→ TASK PROMPT
Reproduce the records below in full and exactly, without their images.

→ PROVIDED MATERIAL
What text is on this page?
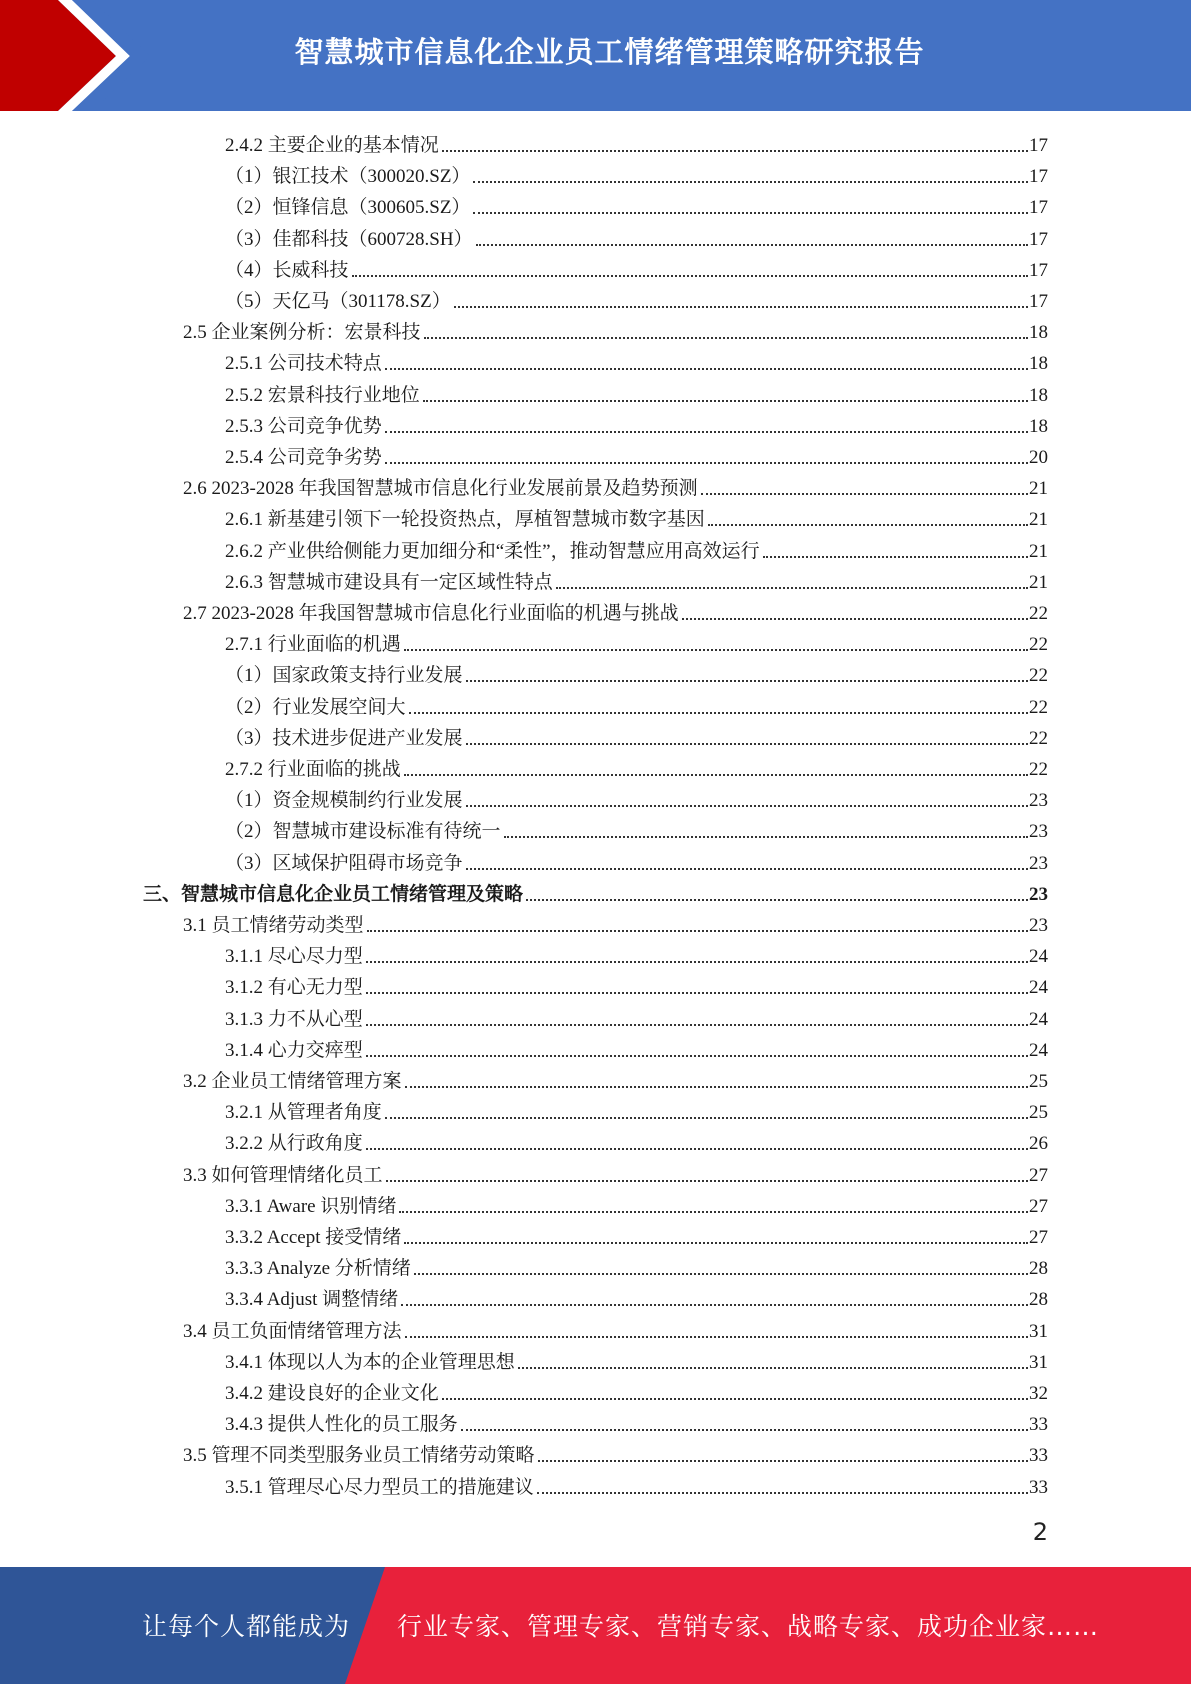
智慧城市信息化企业员工情绪管理策略研究报告
2.4.2 主要企业的基本情况	17
（1）银江技术（300020.SZ）	17
（2）恒锋信息（300605.SZ）	17
（3）佳都科技（600728.SH）	17
（4）长威科技	17
（5）天亿马（301178.SZ）	17
2.5 企业案例分析：宏景科技	18
2.5.1 公司技术特点	18
2.5.2 宏景科技行业地位	18
2.5.3 公司竞争优势	18
2.5.4 公司竞争劣势	20
2.6 2023-2028 年我国智慧城市信息化行业发展前景及趋势预测	21
2.6.1 新基建引领下一轮投资热点，厚植智慧城市数字基因	21
2.6.2 产业供给侧能力更加细分和“柔性”，推动智慧应用高效运行	21
2.6.3 智慧城市建设具有一定区域性特点	21
2.7 2023-2028 年我国智慧城市信息化行业面临的机遇与挑战	22
2.7.1 行业面临的机遇	22
（1）国家政策支持行业发展	22
（2）行业发展空间大	22
（3）技术进步促进产业发展	22
2.7.2 行业面临的挑战	22
（1）资金规模制约行业发展	23
（2）智慧城市建设标准有待统一	23
（3）区域保护阻碍市场竞争	23
三、智慧城市信息化企业员工情绪管理及策略	23
3.1 员工情绪劳动类型	23
3.1.1 尽心尽力型	24
3.1.2 有心无力型	24
3.1.3 力不从心型	24
3.1.4 心力交瘁型	24
3.2 企业员工情绪管理方案	25
3.2.1 从管理者角度	25
3.2.2 从行政角度	26
3.3 如何管理情绪化员工	27
3.3.1 Aware 识别情绪	27
3.3.2 Accept 接受情绪	27
3.3.3 Analyze 分析情绪	28
3.3.4 Adjust 调整情绪	28
3.4 员工负面情绪管理方法	31
3.4.1 体现以人为本的企业管理思想	31
3.4.2 建设良好的企业文化	32
3.4.3 提供人性化的员工服务	33
3.5 管理不同类型服务业员工情绪劳动策略	33
3.5.1 管理尽心尽力型员工的措施建议	33
2
让每个人都能成为 行业专家、管理专家、营销专家、战略专家、成功企业家……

→ OUTPUT OF THE TASK
What text is on this page?
智慧城市信息化企业员工情绪管理策略研究报告
2.4.2 主要企业的基本情况	17
（1）银江技术（300020.SZ）	17
（2）恒锋信息（300605.SZ）	17
（3）佳都科技（600728.SH）	17
（4）长威科技	17
（5）天亿马（301178.SZ）	17
2.5 企业案例分析：宏景科技	18
2.5.1 公司技术特点	18
2.5.2 宏景科技行业地位	18
2.5.3 公司竞争优势	18
2.5.4 公司竞争劣势	20
2.6 2023-2028 年我国智慧城市信息化行业发展前景及趋势预测	21
2.6.1 新基建引领下一轮投资热点，厚植智慧城市数字基因	21
2.6.2 产业供给侧能力更加细分和“柔性”，推动智慧应用高效运行	21
2.6.3 智慧城市建设具有一定区域性特点	21
2.7 2023-2028 年我国智慧城市信息化行业面临的机遇与挑战	22
2.7.1 行业面临的机遇	22
（1）国家政策支持行业发展	22
（2）行业发展空间大	22
（3）技术进步促进产业发展	22
2.7.2 行业面临的挑战	22
（1）资金规模制约行业发展	23
（2）智慧城市建设标准有待统一	23
（3）区域保护阻碍市场竞争	23
三、智慧城市信息化企业员工情绪管理及策略	23
3.1 员工情绪劳动类型	23
3.1.1 尽心尽力型	24
3.1.2 有心无力型	24
3.1.3 力不从心型	24
3.1.4 心力交瘁型	24
3.2 企业员工情绪管理方案	25
3.2.1 从管理者角度	25
3.2.2 从行政角度	26
3.3 如何管理情绪化员工	27
3.3.1 Aware 识别情绪	27
3.3.2 Accept 接受情绪	27
3.3.3 Analyze 分析情绪	28
3.3.4 Adjust 调整情绪	28
3.4 员工负面情绪管理方法	31
3.4.1 体现以人为本的企业管理思想	31
3.4.2 建设良好的企业文化	32
3.4.3 提供人性化的员工服务	33
3.5 管理不同类型服务业员工情绪劳动策略	33
3.5.1 管理尽心尽力型员工的措施建议	33
2
让每个人都能成为 行业专家、管理专家、营销专家、战略专家、成功企业家……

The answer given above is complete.